Most of the documentary consists of interviews with ordinary folks who relate their experiences being Jewish or German or both in modern Germany. Quint interviews historians and artists and examines their diverse perspectives on dealing with the nation’s atrocious past. She also arranges a dinner party frame narrative that allows the various interviewees to discuss the issues amongst themselves. While initially gimmicky, this set-up offers surprising depth and a window into social discourse about taboo subjects.

[Portion of a data file]
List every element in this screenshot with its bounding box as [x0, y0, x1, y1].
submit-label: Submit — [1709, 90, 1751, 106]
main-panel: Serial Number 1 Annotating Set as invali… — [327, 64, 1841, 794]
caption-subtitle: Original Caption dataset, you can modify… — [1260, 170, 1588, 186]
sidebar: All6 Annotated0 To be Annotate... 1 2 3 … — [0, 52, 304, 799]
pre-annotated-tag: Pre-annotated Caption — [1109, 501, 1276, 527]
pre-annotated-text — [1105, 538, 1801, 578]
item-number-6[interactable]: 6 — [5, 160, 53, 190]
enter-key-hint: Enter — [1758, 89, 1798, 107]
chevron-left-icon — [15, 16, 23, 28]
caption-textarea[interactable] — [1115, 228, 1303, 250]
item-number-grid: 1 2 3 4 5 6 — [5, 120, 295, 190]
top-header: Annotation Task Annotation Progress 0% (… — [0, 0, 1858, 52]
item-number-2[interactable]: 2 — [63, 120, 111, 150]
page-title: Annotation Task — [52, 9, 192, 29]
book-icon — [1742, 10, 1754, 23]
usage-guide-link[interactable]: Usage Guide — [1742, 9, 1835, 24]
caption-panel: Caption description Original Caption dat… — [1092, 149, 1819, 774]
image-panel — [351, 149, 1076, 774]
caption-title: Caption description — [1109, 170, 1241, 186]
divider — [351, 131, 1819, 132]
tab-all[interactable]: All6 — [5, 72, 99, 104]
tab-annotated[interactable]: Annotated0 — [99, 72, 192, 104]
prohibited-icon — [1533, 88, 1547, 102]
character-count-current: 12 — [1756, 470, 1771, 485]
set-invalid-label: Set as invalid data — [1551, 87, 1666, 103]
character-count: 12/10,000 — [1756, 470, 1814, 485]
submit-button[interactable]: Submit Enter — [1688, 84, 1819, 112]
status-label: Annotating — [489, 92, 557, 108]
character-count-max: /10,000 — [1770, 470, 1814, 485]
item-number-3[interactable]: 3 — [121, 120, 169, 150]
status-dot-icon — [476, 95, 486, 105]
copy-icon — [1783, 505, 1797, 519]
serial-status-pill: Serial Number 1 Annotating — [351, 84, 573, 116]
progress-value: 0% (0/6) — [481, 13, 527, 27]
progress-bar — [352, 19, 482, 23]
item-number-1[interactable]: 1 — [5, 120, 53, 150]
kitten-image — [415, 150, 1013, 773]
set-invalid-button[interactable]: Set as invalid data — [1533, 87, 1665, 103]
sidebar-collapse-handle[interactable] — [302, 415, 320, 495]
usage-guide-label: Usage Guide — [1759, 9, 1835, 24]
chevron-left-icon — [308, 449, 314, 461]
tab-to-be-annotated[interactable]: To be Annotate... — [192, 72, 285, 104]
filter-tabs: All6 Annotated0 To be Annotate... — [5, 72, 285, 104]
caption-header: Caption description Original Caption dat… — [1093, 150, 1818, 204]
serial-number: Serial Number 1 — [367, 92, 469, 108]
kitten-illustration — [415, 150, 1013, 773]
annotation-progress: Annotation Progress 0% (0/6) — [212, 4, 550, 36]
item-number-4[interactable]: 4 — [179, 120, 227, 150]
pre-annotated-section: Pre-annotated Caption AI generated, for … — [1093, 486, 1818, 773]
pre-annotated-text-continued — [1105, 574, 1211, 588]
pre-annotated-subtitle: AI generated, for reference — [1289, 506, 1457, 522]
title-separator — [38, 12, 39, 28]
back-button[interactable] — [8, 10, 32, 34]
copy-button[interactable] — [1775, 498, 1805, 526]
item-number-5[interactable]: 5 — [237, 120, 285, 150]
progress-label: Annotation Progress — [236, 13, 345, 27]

### Set exercise
Please return everything from "Most of the" down to "about taboo subjects." in the documentary review, word for word. This data has no connection to the documentary review.

### Finished task
Most of the documentary consists of interviews with ordinary folks who relate their experiences being Jewish or German or both in modern Germany. Quint interviews historians and artists and examines their diverse perspectives on dealing with the nation’s atrocious past. She also arranges a dinner party frame narrative that allows the various interviewees to discuss the issues amongst themselves. While initially gimmicky, this set-up offers surprising depth and a window into social discourse about taboo subjects.